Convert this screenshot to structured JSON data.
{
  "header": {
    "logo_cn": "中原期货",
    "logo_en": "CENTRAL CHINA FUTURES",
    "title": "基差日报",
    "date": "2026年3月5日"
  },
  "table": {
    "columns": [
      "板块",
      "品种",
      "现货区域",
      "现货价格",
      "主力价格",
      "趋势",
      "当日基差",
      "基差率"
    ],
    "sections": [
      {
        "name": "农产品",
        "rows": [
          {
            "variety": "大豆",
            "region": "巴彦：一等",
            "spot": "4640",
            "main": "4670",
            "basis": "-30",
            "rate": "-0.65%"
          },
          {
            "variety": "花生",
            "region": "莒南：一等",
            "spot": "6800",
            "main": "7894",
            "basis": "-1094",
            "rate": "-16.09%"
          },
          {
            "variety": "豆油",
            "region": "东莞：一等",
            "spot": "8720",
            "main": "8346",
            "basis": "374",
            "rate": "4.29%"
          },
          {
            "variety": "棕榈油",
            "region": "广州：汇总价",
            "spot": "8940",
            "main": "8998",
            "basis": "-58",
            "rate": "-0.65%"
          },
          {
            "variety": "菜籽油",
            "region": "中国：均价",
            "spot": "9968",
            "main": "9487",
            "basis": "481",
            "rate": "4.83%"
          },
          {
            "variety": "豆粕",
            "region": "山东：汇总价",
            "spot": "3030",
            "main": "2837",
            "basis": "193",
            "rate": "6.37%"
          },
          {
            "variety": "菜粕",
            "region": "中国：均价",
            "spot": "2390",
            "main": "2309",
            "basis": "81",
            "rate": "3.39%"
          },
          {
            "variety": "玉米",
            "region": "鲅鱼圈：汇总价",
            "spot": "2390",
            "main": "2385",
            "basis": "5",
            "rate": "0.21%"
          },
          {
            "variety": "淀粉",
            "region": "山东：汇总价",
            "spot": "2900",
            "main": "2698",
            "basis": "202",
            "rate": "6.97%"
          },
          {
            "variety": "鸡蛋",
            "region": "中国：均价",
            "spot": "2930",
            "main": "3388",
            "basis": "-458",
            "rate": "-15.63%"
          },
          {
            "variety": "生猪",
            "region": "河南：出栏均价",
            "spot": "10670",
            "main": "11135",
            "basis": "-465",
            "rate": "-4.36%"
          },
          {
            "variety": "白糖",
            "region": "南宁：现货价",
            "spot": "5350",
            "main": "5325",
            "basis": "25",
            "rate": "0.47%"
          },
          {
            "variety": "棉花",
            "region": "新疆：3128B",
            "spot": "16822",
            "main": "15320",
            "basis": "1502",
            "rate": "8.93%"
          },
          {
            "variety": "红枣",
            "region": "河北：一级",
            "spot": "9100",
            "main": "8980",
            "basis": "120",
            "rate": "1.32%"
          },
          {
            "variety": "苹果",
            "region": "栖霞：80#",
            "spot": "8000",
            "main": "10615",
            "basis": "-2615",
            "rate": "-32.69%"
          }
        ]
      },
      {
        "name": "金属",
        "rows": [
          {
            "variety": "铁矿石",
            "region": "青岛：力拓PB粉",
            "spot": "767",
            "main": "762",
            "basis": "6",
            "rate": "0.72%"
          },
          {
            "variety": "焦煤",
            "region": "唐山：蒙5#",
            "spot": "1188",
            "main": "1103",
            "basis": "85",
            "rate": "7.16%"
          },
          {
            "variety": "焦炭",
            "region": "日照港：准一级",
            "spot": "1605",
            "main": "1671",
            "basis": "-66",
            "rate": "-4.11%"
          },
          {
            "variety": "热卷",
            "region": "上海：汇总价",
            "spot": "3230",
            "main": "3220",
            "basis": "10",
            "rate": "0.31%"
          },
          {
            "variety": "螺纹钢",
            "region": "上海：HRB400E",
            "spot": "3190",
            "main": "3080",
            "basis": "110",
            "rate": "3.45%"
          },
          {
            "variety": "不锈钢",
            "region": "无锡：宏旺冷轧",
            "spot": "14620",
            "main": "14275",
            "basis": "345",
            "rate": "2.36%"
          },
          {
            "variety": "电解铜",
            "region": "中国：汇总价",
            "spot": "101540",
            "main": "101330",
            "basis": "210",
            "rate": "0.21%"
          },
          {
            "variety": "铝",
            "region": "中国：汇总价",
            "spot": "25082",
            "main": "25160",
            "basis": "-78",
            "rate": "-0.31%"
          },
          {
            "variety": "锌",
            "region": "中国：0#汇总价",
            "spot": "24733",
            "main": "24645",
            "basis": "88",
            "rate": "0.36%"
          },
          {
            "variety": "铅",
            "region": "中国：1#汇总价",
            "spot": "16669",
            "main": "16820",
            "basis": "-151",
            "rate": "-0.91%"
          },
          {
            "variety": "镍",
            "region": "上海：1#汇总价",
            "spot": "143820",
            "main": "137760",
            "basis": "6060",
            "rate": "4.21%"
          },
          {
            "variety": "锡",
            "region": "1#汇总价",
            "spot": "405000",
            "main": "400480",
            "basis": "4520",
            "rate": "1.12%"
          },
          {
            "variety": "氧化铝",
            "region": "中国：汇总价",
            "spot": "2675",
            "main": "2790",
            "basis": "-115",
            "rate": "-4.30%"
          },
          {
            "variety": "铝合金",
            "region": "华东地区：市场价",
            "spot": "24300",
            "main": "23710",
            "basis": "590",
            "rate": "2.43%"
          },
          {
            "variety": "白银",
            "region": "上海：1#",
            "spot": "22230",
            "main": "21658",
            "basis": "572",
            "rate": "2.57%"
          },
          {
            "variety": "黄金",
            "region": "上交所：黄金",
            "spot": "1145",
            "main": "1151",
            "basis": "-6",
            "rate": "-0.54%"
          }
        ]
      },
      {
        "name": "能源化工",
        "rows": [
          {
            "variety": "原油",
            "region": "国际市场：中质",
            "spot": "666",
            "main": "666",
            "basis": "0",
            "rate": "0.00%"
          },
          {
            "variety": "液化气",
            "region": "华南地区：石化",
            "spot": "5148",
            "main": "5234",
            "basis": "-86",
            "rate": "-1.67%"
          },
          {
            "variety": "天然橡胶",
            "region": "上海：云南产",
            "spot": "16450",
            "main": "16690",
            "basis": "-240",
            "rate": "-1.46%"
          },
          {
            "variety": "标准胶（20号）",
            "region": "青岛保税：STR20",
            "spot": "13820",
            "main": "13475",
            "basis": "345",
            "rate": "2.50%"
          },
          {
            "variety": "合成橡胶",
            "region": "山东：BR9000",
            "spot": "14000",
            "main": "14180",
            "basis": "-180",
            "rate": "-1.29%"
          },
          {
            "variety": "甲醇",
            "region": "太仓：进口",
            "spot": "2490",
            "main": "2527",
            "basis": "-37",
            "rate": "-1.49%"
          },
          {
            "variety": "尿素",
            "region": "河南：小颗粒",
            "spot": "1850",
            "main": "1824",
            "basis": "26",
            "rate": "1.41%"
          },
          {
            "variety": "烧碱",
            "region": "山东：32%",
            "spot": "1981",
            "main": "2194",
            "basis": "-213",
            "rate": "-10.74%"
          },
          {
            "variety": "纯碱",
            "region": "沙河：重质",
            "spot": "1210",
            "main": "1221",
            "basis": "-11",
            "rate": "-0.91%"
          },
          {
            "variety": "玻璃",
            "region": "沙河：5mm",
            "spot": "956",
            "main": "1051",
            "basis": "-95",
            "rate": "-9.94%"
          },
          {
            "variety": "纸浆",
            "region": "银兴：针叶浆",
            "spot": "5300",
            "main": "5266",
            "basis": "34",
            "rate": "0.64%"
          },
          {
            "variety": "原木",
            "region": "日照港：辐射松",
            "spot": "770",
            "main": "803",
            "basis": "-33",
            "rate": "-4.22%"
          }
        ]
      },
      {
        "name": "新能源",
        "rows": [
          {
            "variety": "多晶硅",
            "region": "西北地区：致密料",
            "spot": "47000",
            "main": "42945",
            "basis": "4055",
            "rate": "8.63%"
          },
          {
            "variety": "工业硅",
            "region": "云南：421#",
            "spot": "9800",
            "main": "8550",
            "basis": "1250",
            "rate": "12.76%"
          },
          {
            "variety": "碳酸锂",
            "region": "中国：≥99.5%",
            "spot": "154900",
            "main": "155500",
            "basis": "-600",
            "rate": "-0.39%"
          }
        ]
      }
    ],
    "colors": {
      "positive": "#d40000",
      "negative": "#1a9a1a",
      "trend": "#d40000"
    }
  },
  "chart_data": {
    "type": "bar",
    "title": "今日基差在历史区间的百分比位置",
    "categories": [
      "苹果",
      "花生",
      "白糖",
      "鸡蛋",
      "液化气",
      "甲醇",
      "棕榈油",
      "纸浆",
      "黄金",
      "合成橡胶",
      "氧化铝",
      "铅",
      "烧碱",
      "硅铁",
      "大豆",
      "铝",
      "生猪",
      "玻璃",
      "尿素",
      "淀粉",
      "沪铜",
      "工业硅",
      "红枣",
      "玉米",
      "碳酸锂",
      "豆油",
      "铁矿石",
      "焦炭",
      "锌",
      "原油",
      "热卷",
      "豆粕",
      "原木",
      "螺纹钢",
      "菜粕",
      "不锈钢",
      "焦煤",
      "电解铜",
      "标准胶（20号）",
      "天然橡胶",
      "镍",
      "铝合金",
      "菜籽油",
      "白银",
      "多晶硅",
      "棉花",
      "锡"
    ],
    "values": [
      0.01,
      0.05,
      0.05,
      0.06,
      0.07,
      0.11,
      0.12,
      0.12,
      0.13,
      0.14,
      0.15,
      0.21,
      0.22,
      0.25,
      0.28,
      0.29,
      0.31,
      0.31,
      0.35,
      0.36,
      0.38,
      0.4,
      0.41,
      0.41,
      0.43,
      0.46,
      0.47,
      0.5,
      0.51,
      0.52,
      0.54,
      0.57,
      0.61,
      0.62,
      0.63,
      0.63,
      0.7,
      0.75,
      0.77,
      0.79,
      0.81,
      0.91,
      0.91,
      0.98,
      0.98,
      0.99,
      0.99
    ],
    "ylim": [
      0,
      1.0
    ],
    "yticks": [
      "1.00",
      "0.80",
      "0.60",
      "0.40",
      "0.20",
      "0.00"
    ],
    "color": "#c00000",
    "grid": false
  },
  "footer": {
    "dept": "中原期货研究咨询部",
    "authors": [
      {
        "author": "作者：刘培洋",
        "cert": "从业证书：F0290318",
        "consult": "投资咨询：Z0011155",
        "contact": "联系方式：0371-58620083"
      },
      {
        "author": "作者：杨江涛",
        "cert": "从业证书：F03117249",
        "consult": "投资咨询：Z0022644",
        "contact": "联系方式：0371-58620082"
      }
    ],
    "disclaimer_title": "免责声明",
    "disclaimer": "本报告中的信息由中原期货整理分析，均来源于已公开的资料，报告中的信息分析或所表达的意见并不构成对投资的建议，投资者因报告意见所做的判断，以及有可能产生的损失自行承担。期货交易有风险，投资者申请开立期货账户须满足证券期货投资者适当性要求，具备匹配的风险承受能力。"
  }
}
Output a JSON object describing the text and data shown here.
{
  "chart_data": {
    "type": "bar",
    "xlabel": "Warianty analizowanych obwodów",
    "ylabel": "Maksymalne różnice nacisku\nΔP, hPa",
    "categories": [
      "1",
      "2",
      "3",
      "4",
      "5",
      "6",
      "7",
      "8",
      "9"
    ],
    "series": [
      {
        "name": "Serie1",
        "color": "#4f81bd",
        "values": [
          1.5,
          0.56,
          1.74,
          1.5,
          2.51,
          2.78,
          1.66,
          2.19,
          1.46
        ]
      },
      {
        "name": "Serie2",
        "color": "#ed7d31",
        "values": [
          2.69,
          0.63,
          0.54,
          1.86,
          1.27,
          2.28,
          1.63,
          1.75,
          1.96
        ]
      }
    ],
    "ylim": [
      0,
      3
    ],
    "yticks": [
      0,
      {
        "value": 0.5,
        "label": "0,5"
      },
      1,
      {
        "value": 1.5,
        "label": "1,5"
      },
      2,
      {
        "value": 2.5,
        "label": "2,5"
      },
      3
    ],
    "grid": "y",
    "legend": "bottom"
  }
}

WHAT TO WORK ON:
Pick each line holding the word "name" out of the data and copy it.

SOLUTION FOR THIS TASK:
        "name": "农产品",
        "name": "金属",
        "name": "能源化工",
        "name": "新能源",
        "name": "Serie1",
        "name": "Serie2",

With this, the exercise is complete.